Dataset rows about figures >>
• • • • •
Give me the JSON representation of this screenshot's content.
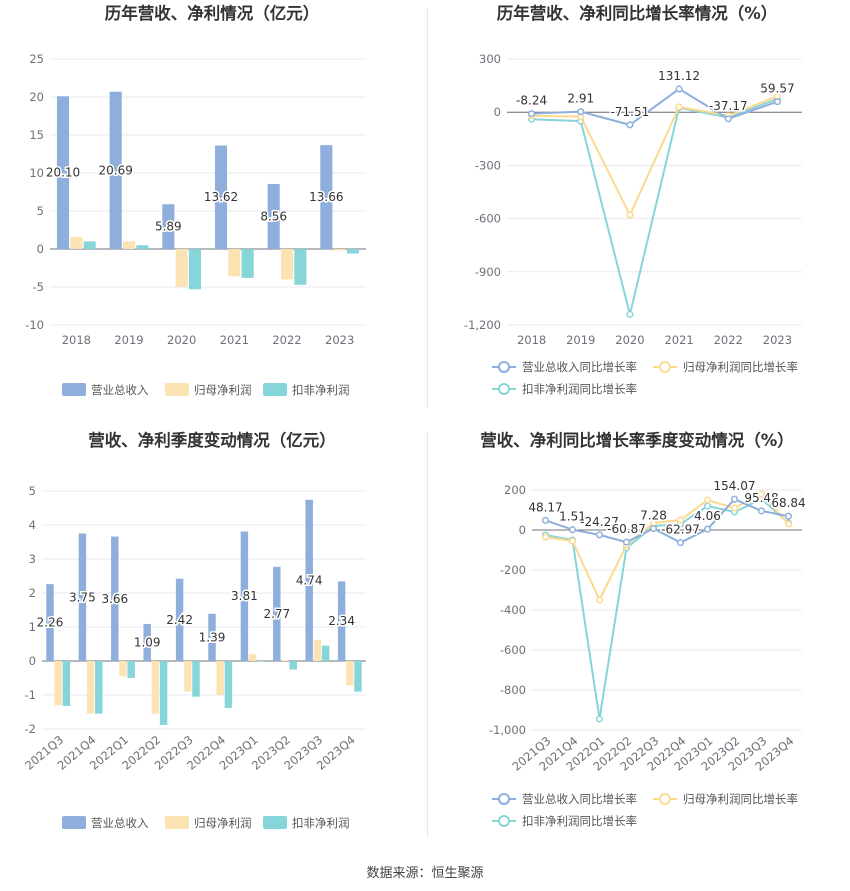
{
  "source_text": "数据来源：恒生聚源",
  "colors": {
    "revenue": "#8eaedb",
    "net_profit": "#fce3b3",
    "deducted_profit": "#86d5d9",
    "grid": "#e8eaf0",
    "axis": "#6e7079"
  },
  "chart_data": [
    {
      "type": "bar",
      "title": "历年营收、净利情况（亿元）",
      "categories": [
        "2018",
        "2019",
        "2020",
        "2021",
        "2022",
        "2023"
      ],
      "ylim": [
        -10,
        25
      ],
      "yticks": [
        "25",
        "20",
        "15",
        "10",
        "5",
        "0",
        "-5",
        "-10"
      ],
      "grid": true,
      "legend_position": "bottom",
      "series": [
        {
          "name": "营业总收入",
          "values": [
            20.1,
            20.69,
            5.89,
            13.62,
            8.56,
            13.66
          ],
          "labels": [
            "20.10",
            "20.69",
            "5.89",
            "13.62",
            "8.56",
            "13.66"
          ]
        },
        {
          "name": "归母净利润",
          "values": [
            1.6,
            1.0,
            -5.0,
            -3.6,
            -4.0,
            -0.2
          ]
        },
        {
          "name": "扣非净利润",
          "values": [
            1.0,
            0.5,
            -5.3,
            -3.8,
            -4.7,
            -0.6
          ]
        }
      ]
    },
    {
      "type": "line",
      "title": "历年营收、净利同比增长率情况（%）",
      "categories": [
        "2018",
        "2019",
        "2020",
        "2021",
        "2022",
        "2023"
      ],
      "ylim": [
        -1200,
        300
      ],
      "yticks": [
        "300",
        "0",
        "-300",
        "-600",
        "-900",
        "-1,200"
      ],
      "grid": true,
      "legend_position": "bottom",
      "series": [
        {
          "name": "营业总收入同比增长率",
          "values": [
            -8.24,
            2.91,
            -71.51,
            131.12,
            -37.17,
            59.57
          ],
          "labels": [
            "-8.24",
            "2.91",
            "-71.51",
            "131.12",
            "-37.17",
            "59.57"
          ]
        },
        {
          "name": "归母净利润同比增长率",
          "values": [
            -20,
            -25,
            -580,
            30,
            -20,
            90
          ]
        },
        {
          "name": "扣非净利润同比增长率",
          "values": [
            -40,
            -50,
            -1140,
            25,
            -30,
            75
          ]
        }
      ]
    },
    {
      "type": "bar",
      "title": "营收、净利季度变动情况（亿元）",
      "categories": [
        "2021Q3",
        "2021Q4",
        "2022Q1",
        "2022Q2",
        "2022Q3",
        "2022Q4",
        "2023Q1",
        "2023Q2",
        "2023Q3",
        "2023Q4"
      ],
      "ylim": [
        -2,
        5
      ],
      "yticks": [
        "5",
        "4",
        "3",
        "2",
        "1",
        "0",
        "-1",
        "-2"
      ],
      "grid": true,
      "legend_position": "bottom",
      "series": [
        {
          "name": "营业总收入",
          "values": [
            2.26,
            3.75,
            3.66,
            1.09,
            2.42,
            1.39,
            3.81,
            2.77,
            4.74,
            2.34
          ],
          "labels": [
            "2.26",
            "3.75",
            "3.66",
            "1.09",
            "2.42",
            "1.39",
            "3.81",
            "2.77",
            "4.74",
            "2.34"
          ]
        },
        {
          "name": "归母净利润",
          "values": [
            -1.3,
            -1.55,
            -0.45,
            -1.55,
            -0.9,
            -1.0,
            0.2,
            0.02,
            0.62,
            -0.72
          ]
        },
        {
          "name": "扣非净利润",
          "values": [
            -1.32,
            -1.55,
            -0.5,
            -1.88,
            -1.05,
            -1.38,
            -0.02,
            -0.25,
            0.45,
            -0.9
          ]
        }
      ]
    },
    {
      "type": "line",
      "title": "营收、净利同比增长率季度变动情况（%）",
      "categories": [
        "2021Q3",
        "2021Q4",
        "2022Q1",
        "2022Q2",
        "2022Q3",
        "2022Q4",
        "2023Q1",
        "2023Q2",
        "2023Q3",
        "2023Q4"
      ],
      "ylim": [
        -1000,
        200
      ],
      "yticks": [
        "200",
        "0",
        "-200",
        "-400",
        "-600",
        "-800",
        "-1,000"
      ],
      "grid": true,
      "legend_position": "bottom",
      "series": [
        {
          "name": "营业总收入同比增长率",
          "values": [
            48.17,
            1.51,
            -24.27,
            -60.87,
            7.28,
            -62.97,
            4.06,
            154.07,
            95.48,
            68.84
          ],
          "labels": [
            "48.17",
            "1.51",
            "-24.27",
            "-60.87",
            "7.28",
            "-62.97",
            "4.06",
            "154.07",
            "95.48",
            "68.84"
          ]
        },
        {
          "name": "归母净利润同比增长率",
          "values": [
            -35,
            -55,
            -350,
            -75,
            35,
            50,
            150,
            110,
            180,
            30
          ]
        },
        {
          "name": "扣非净利润同比增长率",
          "values": [
            -25,
            -50,
            -945,
            -90,
            20,
            30,
            120,
            90,
            155,
            35
          ]
        }
      ]
    }
  ]
}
• • • • •
Exercise directions >> From the records, copy every line that has the string "历年营收" in it.

The output >>
      "title": "历年营收、净利情况（亿元）",
      "title": "历年营收、净利同比增长率情况（%）",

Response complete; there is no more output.